WHAT IS ASKED: Wherever the string "image" occurs in a line of these records, report that line.

# DATA SUPPLIED start

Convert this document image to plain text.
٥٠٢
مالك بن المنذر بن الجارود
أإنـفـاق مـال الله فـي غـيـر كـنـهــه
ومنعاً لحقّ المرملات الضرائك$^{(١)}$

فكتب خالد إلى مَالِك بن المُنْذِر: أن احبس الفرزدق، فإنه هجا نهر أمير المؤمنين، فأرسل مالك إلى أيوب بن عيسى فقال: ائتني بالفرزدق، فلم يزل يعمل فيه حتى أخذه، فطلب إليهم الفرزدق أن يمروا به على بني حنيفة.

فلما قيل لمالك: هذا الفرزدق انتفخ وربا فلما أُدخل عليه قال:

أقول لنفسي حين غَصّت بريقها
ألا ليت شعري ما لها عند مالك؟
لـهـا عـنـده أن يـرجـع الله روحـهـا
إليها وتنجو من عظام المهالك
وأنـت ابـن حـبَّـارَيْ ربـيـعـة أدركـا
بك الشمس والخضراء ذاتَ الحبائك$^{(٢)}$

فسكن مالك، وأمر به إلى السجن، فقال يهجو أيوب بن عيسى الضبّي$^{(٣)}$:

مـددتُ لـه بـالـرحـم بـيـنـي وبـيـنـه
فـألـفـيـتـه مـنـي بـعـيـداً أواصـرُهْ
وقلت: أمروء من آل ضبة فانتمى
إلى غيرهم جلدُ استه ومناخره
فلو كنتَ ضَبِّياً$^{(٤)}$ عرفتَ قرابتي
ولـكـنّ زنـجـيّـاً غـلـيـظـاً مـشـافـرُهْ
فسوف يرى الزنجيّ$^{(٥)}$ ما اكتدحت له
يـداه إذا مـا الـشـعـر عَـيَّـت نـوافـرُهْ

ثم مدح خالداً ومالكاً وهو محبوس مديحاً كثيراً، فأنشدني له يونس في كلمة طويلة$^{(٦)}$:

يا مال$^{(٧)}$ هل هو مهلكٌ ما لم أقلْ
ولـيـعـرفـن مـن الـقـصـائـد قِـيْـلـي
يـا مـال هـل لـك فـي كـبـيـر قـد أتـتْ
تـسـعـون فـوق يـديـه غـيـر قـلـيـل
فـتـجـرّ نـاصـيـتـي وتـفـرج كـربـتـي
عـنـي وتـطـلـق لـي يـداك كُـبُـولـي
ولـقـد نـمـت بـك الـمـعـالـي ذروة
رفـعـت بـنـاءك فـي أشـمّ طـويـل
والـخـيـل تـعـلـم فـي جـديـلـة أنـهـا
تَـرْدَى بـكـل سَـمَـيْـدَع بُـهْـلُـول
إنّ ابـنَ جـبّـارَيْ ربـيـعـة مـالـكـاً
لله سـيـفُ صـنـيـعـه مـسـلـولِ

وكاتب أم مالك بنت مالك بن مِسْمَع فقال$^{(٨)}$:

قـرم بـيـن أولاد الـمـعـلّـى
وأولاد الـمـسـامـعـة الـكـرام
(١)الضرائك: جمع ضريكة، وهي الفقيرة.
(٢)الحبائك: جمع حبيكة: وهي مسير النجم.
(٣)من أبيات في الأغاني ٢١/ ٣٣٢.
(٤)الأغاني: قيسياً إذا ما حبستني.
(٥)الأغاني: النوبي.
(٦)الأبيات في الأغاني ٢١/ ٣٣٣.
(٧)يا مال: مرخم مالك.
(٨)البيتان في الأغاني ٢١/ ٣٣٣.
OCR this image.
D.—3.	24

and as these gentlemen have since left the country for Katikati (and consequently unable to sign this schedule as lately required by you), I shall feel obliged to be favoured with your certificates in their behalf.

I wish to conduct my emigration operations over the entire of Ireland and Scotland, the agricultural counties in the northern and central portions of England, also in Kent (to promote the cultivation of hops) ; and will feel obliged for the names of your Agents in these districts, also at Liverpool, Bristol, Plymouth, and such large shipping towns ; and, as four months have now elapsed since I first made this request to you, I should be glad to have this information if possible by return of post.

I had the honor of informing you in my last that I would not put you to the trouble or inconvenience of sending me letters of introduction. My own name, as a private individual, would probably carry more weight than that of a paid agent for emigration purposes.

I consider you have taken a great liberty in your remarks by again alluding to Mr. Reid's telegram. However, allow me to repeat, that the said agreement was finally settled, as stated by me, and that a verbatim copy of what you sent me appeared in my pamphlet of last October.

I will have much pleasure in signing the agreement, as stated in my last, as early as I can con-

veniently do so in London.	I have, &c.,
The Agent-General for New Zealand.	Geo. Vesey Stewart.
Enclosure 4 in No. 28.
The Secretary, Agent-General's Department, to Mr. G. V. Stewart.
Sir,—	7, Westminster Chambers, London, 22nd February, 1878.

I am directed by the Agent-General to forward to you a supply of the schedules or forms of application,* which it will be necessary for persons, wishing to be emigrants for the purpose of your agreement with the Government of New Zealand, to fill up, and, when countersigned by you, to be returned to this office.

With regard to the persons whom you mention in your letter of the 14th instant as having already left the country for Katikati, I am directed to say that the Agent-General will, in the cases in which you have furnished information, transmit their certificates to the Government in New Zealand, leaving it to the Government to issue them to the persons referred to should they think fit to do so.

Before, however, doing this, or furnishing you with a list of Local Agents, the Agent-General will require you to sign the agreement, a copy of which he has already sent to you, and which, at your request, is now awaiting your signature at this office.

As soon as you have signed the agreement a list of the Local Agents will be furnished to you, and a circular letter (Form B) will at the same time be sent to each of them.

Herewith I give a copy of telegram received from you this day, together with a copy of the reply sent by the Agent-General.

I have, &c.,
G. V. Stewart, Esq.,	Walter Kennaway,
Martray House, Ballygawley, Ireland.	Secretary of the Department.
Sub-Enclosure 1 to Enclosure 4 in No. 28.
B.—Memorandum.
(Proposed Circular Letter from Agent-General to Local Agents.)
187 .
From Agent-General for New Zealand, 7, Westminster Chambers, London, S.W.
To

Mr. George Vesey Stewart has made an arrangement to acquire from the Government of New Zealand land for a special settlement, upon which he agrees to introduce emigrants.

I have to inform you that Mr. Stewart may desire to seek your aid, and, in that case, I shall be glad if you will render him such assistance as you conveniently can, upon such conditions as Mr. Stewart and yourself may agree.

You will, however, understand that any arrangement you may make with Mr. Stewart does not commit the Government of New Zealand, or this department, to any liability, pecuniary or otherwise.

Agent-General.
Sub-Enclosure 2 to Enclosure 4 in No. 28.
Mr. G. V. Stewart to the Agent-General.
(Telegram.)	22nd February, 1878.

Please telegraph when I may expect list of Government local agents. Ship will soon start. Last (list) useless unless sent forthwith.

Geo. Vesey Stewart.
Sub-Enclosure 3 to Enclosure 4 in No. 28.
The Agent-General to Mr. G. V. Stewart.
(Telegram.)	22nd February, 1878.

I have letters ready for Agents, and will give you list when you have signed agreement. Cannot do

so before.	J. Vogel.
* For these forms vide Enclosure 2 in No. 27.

# DATA SUPPLIED end

FULL OUTPUT:
Convert this document image to plain text.
OCR this image.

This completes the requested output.